Task instructions
Set down all of the data that follows word for word, without the images.

(Saved entries)
|---|

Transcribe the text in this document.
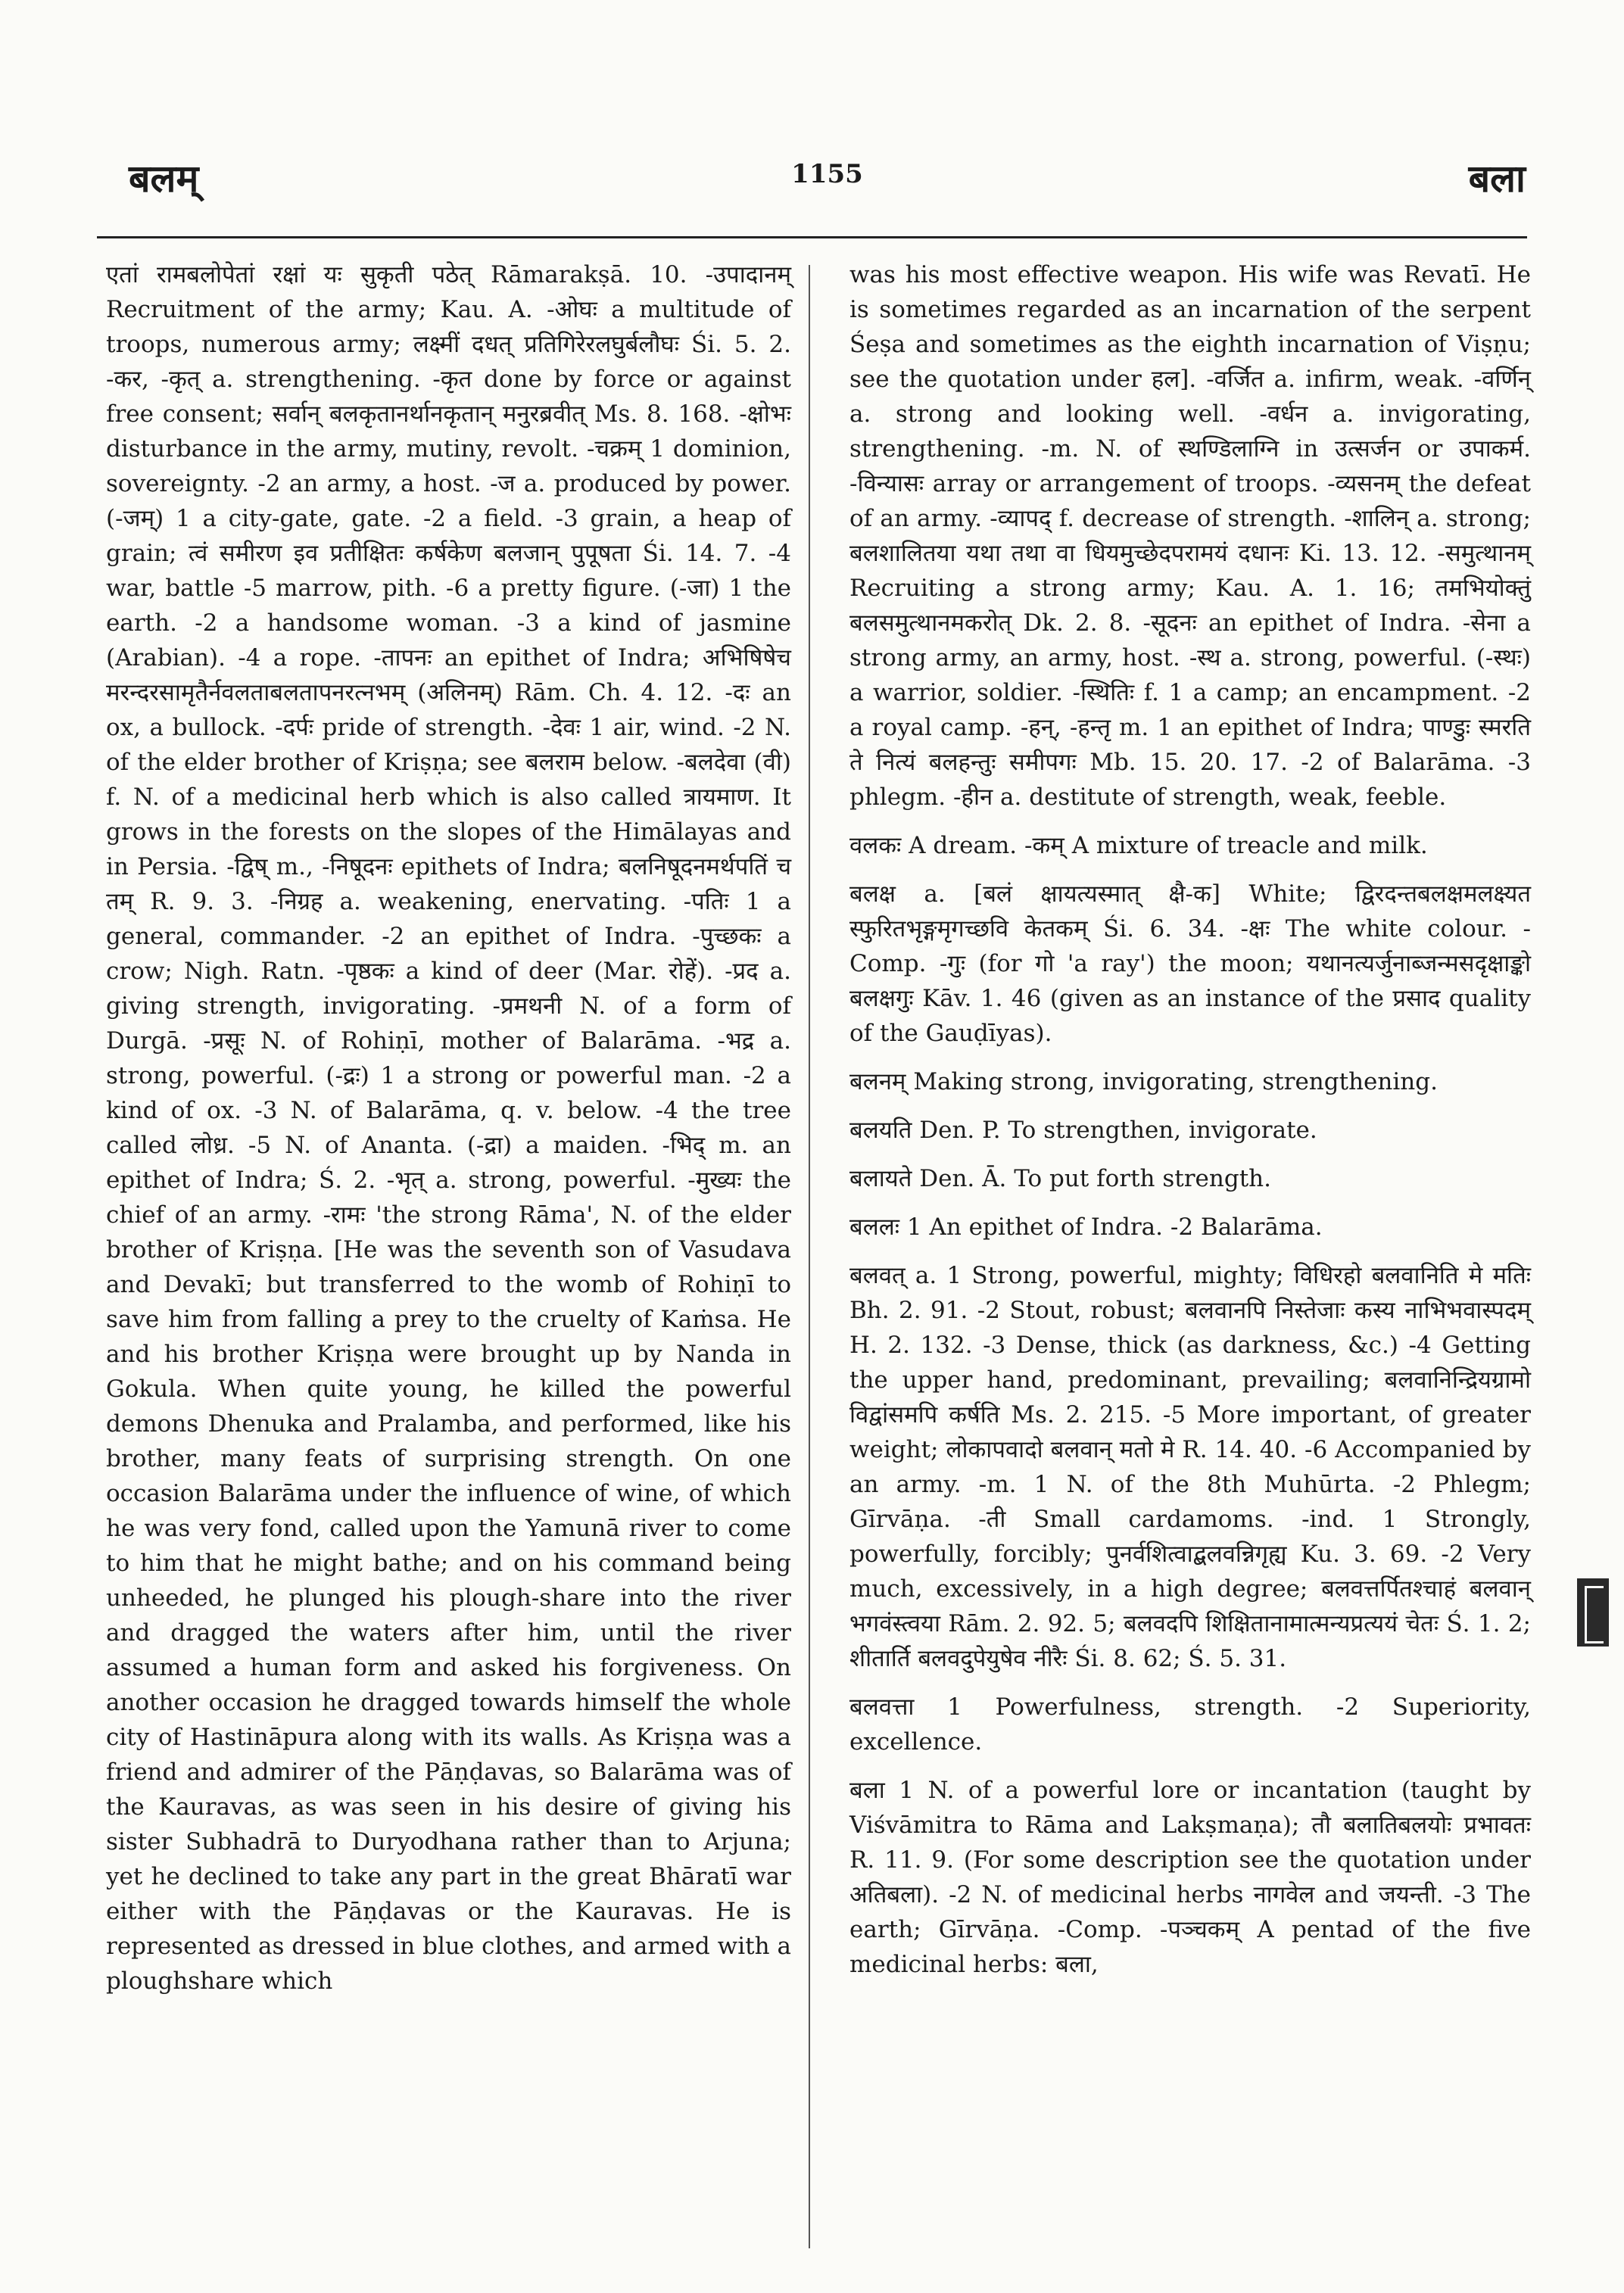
बलम्	1155	बला

एतां रामबलोपेतां रक्षां यः सुकृती पठेत् Rāmarakṣā. 10. -उपादानम् Recruitment of the army; Kau. A. -ओघः a multitude of troops, numerous army; लक्ष्मीं दधत् प्रतिगिरेरलघुर्बलौघः Śi. 5. 2. -कर, -कृत् a. strengthening. -कृत done by force or against free consent; सर्वान् बलकृतानर्थानकृतान् मनुरब्रवीत् Ms. 8. 168. -क्षोभः disturbance in the army, mutiny, revolt. -चक्रम् 1 dominion, sovereignty. -2 an army, a host. -ज a. produced by power. (-जम्) 1 a city-gate, gate. -2 a field. -3 grain, a heap of grain; त्वं समीरण इव प्रतीक्षितः कर्षकेण बलजान् पुपूषता Śi. 14. 7. -4 war, battle -5 marrow, pith. -6 a pretty figure. (-जा) 1 the earth. -2 a handsome woman. -3 a kind of jasmine (Arabian). -4 a rope. -तापनः an epithet of Indra; अभिषिषेच मरन्दरसामृतैर्नवलताबलतापनरत्नभम् (अलिनम्) Rām. Ch. 4. 12. -दः an ox, a bullock. -दर्पः pride of strength. -देवः 1 air, wind. -2 N. of the elder brother of Kriṣṇa; see बलराम below. -बलदेवा (वी) f. N. of a medicinal herb which is also called त्रायमाण. It grows in the forests on the slopes of the Himālayas and in Persia. -द्विष् m., -निषूदनः epithets of Indra; बलनिषूदनमर्थपतिं च तम् R. 9. 3. -निग्रह a. weakening, enervating. -पतिः 1 a general, commander. -2 an epithet of Indra. -पुच्छकः a crow; Nigh. Ratn. -पृष्ठकः a kind of deer (Mar. रोहें). -प्रद a. giving strength, invigorating. -प्रमथनी N. of a form of Durgā. -प्रसूः N. of Rohiṇī, mother of Balarāma. -भद्र a. strong, powerful. (-द्रः) 1 a strong or powerful man. -2 a kind of ox. -3 N. of Balarāma, q. v. below. -4 the tree called लोध्र. -5 N. of Ananta. (-द्रा) a maiden. -भिद् m. an epithet of Indra; Ś. 2. -भृत् a. strong, powerful. -मुख्यः the chief of an army. -रामः 'the strong Rāma', N. of the elder brother of Kriṣṇa. [He was the seventh son of Vasudava and Devakī; but transferred to the womb of Rohiṇī to save him from falling a prey to the cruelty of Kaṁsa. He and his brother Kriṣṇa were brought up by Nanda in Gokula. When quite young, he killed the powerful demons Dhenuka and Pralamba, and performed, like his brother, many feats of surprising strength. On one occasion Balarāma under the influence of wine, of which he was very fond, called upon the Yamunā river to come to him that he might bathe; and on his command being unheeded, he plunged his plough-share into the river and dragged the waters after him, until the river assumed a human form and asked his forgiveness. On another occasion he dragged towards himself the whole city of Hastināpura along with its walls. As Kriṣṇa was a friend and admirer of the Pāṇḍavas, so Balarāma was of the Kauravas, as was seen in his desire of giving his sister Subhadrā to Duryodhana rather than to Arjuna; yet he declined to take any part in the great Bhāratī war either with the Pāṇḍavas or the Kauravas. He is represented as dressed in blue clothes, and armed with a ploughshare which

was his most effective weapon. His wife was Revatī. He is sometimes regarded as an incarnation of the serpent Śeṣa and sometimes as the eighth incarnation of Viṣṇu; see the quotation under हल]. -वर्जित a. infirm, weak. -वर्णिन् a. strong and looking well. -वर्धन a. invigorating, strengthening. -m. N. of स्थण्डिलाग्नि in उत्सर्जन or उपाकर्म. -विन्यासः array or arrangement of troops. -व्यसनम् the defeat of an army. -व्यापद् f. decrease of strength. -शालिन् a. strong; बलशालितया यथा तथा वा धियमुच्छेदपरामयं दधानः Ki. 13. 12. -समुत्थानम् Recruiting a strong army; Kau. A. 1. 16; तमभियोक्तुं बलसमुत्थानमकरोत् Dk. 2. 8. -सूदनः an epithet of Indra. -सेना a strong army, an army, host. -स्थ a. strong, powerful. (-स्थः) a warrior, soldier. -स्थितिः f. 1 a camp; an encampment. -2 a royal camp. -हन्, -हन्तृ m. 1 an epithet of Indra; पाण्डुः स्मरति ते नित्यं बलहन्तुः समीपगः Mb. 15. 20. 17. -2 of Balarāma. -3 phlegm. -हीन a. destitute of strength, weak, feeble.

वलकः A dream. -कम् A mixture of treacle and milk.

बलक्ष a. [बलं क्षायत्यस्मात् क्षै-क] White; द्विरदन्तबलक्षमलक्ष्यत स्फुरितभृङ्गमृगच्छवि केतकम् Śi. 6. 34. -क्षः The white colour. -Comp. -गुः (for गो 'a ray') the moon; यथानत्यर्जुनाब्जन्मसदृक्षाङ्को बलक्षगुः Kāv. 1. 46 (given as an instance of the प्रसाद quality of the Gauḍīyas).

बलनम् Making strong, invigorating, strengthening.

बलयति Den. P. To strengthen, invigorate.

बलायते Den. Ā. To put forth strength.

बललः 1 An epithet of Indra. -2 Balarāma.

बलवत् a. 1 Strong, powerful, mighty; विधिरहो बलवानिति मे मतिः Bh. 2. 91. -2 Stout, robust; बलवानपि निस्तेजाः कस्य नाभिभवास्पदम् H. 2. 132. -3 Dense, thick (as darkness, &c.) -4 Getting the upper hand, predominant, prevailing; बलवानिन्द्रियग्रामो विद्वांसमपि कर्षति Ms. 2. 215. -5 More important, of greater weight; लोकापवादो बलवान् मतो मे R. 14. 40. -6 Accompanied by an army. -m. 1 N. of the 8th Muhūrta. -2 Phlegm; Gīrvāṇa. -ती Small cardamoms. -ind. 1 Strongly, powerfully, forcibly; पुनर्वशित्वाद्बलवन्निगृह्य Ku. 3. 69. -2 Very much, excessively, in a high degree; बलवत्तर्पितश्चाहं बलवान् भगवंस्त्वया Rām. 2. 92. 5; बलवदपि शिक्षितानामात्मन्यप्रत्ययं चेतः Ś. 1. 2; शीतार्ति बलवदुपेयुषेव नीरैः Śi. 8. 62; Ś. 5. 31.

बलवत्ता 1 Powerfulness, strength. -2 Superiority, excellence.

बला 1 N. of a powerful lore or incantation (taught by Viśvāmitra to Rāma and Lakṣmaṇa); तौ बलातिबलयोः प्रभावतः R. 11. 9. (For some description see the quotation under अतिबला). -2 N. of medicinal herbs नागवेल and जयन्ती. -3 The earth; Gīrvāṇa. -Comp. -पञ्चकम् A pentad of the five medicinal herbs: बला,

|---|

Task solution
Transcribe the text in this document.
बलम्	1155	बला

एतां रामबलोपेतां रक्षां यः सुकृती पठेत् Rāmarakṣā. 10. -उपादानम् Recruitment of the army; Kau. A. -ओघः a multitude of troops, numerous army; लक्ष्मीं दधत् प्रतिगिरेरलघुर्बलौघः Śi. 5. 2. -कर, -कृत् a. strengthening. -कृत done by force or against free consent; सर्वान् बलकृतानर्थानकृतान् मनुरब्रवीत् Ms. 8. 168. -क्षोभः disturbance in the army, mutiny, revolt. -चक्रम् 1 dominion, sovereignty. -2 an army, a host. -ज a. produced by power. (-जम्) 1 a city-gate, gate. -2 a field. -3 grain, a heap of grain; त्वं समीरण इव प्रतीक्षितः कर्षकेण बलजान् पुपूषता Śi. 14. 7. -4 war, battle -5 marrow, pith. -6 a pretty figure. (-जा) 1 the earth. -2 a handsome woman. -3 a kind of jasmine (Arabian). -4 a rope. -तापनः an epithet of Indra; अभिषिषेच मरन्दरसामृतैर्नवलताबलतापनरत्नभम् (अलिनम्) Rām. Ch. 4. 12. -दः an ox, a bullock. -दर्पः pride of strength. -देवः 1 air, wind. -2 N. of the elder brother of Kriṣṇa; see बलराम below. -बलदेवा (वी) f. N. of a medicinal herb which is also called त्रायमाण. It grows in the forests on the slopes of the Himālayas and in Persia. -द्विष् m., -निषूदनः epithets of Indra; बलनिषूदनमर्थपतिं च तम् R. 9. 3. -निग्रह a. weakening, enervating. -पतिः 1 a general, commander. -2 an epithet of Indra. -पुच्छकः a crow; Nigh. Ratn. -पृष्ठकः a kind of deer (Mar. रोहें). -प्रद a. giving strength, invigorating. -प्रमथनी N. of a form of Durgā. -प्रसूः N. of Rohiṇī, mother of Balarāma. -भद्र a. strong, powerful. (-द्रः) 1 a strong or powerful man. -2 a kind of ox. -3 N. of Balarāma, q. v. below. -4 the tree called लोध्र. -5 N. of Ananta. (-द्रा) a maiden. -भिद् m. an epithet of Indra; Ś. 2. -भृत् a. strong, powerful. -मुख्यः the chief of an army. -रामः 'the strong Rāma', N. of the elder brother of Kriṣṇa. [He was the seventh son of Vasudava and Devakī; but transferred to the womb of Rohiṇī to save him from falling a prey to the cruelty of Kaṁsa. He and his brother Kriṣṇa were brought up by Nanda in Gokula. When quite young, he killed the powerful demons Dhenuka and Pralamba, and performed, like his brother, many feats of surprising strength. On one occasion Balarāma under the influence of wine, of which he was very fond, called upon the Yamunā river to come to him that he might bathe; and on his command being unheeded, he plunged his plough-share into the river and dragged the waters after him, until the river assumed a human form and asked his forgiveness. On another occasion he dragged towards himself the whole city of Hastināpura along with its walls. As Kriṣṇa was a friend and admirer of the Pāṇḍavas, so Balarāma was of the Kauravas, as was seen in his desire of giving his sister Subhadrā to Duryodhana rather than to Arjuna; yet he declined to take any part in the great Bhāratī war either with the Pāṇḍavas or the Kauravas. He is represented as dressed in blue clothes, and armed with a ploughshare which

was his most effective weapon. His wife was Revatī. He is sometimes regarded as an incarnation of the serpent Śeṣa and sometimes as the eighth incarnation of Viṣṇu; see the quotation under हल]. -वर्जित a. infirm, weak. -वर्णिन् a. strong and looking well. -वर्धन a. invigorating, strengthening. -m. N. of स्थण्डिलाग्नि in उत्सर्जन or उपाकर्म. -विन्यासः array or arrangement of troops. -व्यसनम् the defeat of an army. -व्यापद् f. decrease of strength. -शालिन् a. strong; बलशालितया यथा तथा वा धियमुच्छेदपरामयं दधानः Ki. 13. 12. -समुत्थानम् Recruiting a strong army; Kau. A. 1. 16; तमभियोक्तुं बलसमुत्थानमकरोत् Dk. 2. 8. -सूदनः an epithet of Indra. -सेना a strong army, an army, host. -स्थ a. strong, powerful. (-स्थः) a warrior, soldier. -स्थितिः f. 1 a camp; an encampment. -2 a royal camp. -हन्, -हन्तृ m. 1 an epithet of Indra; पाण्डुः स्मरति ते नित्यं बलहन्तुः समीपगः Mb. 15. 20. 17. -2 of Balarāma. -3 phlegm. -हीन a. destitute of strength, weak, feeble.

वलकः A dream. -कम् A mixture of treacle and milk.

बलक्ष a. [बलं क्षायत्यस्मात् क्षै-क] White; द्विरदन्तबलक्षमलक्ष्यत स्फुरितभृङ्गमृगच्छवि केतकम् Śi. 6. 34. -क्षः The white colour. -Comp. -गुः (for गो 'a ray') the moon; यथानत्यर्जुनाब्जन्मसदृक्षाङ्को बलक्षगुः Kāv. 1. 46 (given as an instance of the प्रसाद quality of the Gauḍīyas).

बलनम् Making strong, invigorating, strengthening.

बलयति Den. P. To strengthen, invigorate.

बलायते Den. Ā. To put forth strength.

बललः 1 An epithet of Indra. -2 Balarāma.

बलवत् a. 1 Strong, powerful, mighty; विधिरहो बलवानिति मे मतिः Bh. 2. 91. -2 Stout, robust; बलवानपि निस्तेजाः कस्य नाभिभवास्पदम् H. 2. 132. -3 Dense, thick (as darkness, &c.) -4 Getting the upper hand, predominant, prevailing; बलवानिन्द्रियग्रामो विद्वांसमपि कर्षति Ms. 2. 215. -5 More important, of greater weight; लोकापवादो बलवान् मतो मे R. 14. 40. -6 Accompanied by an army. -m. 1 N. of the 8th Muhūrta. -2 Phlegm; Gīrvāṇa. -ती Small cardamoms. -ind. 1 Strongly, powerfully, forcibly; पुनर्वशित्वाद्बलवन्निगृह्य Ku. 3. 69. -2 Very much, excessively, in a high degree; बलवत्तर्पितश्चाहं बलवान् भगवंस्त्वया Rām. 2. 92. 5; बलवदपि शिक्षितानामात्मन्यप्रत्ययं चेतः Ś. 1. 2; शीतार्ति बलवदुपेयुषेव नीरैः Śi. 8. 62; Ś. 5. 31.

बलवत्ता 1 Powerfulness, strength. -2 Superiority, excellence.

बला 1 N. of a powerful lore or incantation (taught by Viśvāmitra to Rāma and Lakṣmaṇa); तौ बलातिबलयोः प्रभावतः R. 11. 9. (For some description see the quotation under अतिबला). -2 N. of medicinal herbs नागवेल and जयन्ती. -3 The earth; Gīrvāṇa. -Comp. -पञ्चकम् A pentad of the five medicinal herbs: बला,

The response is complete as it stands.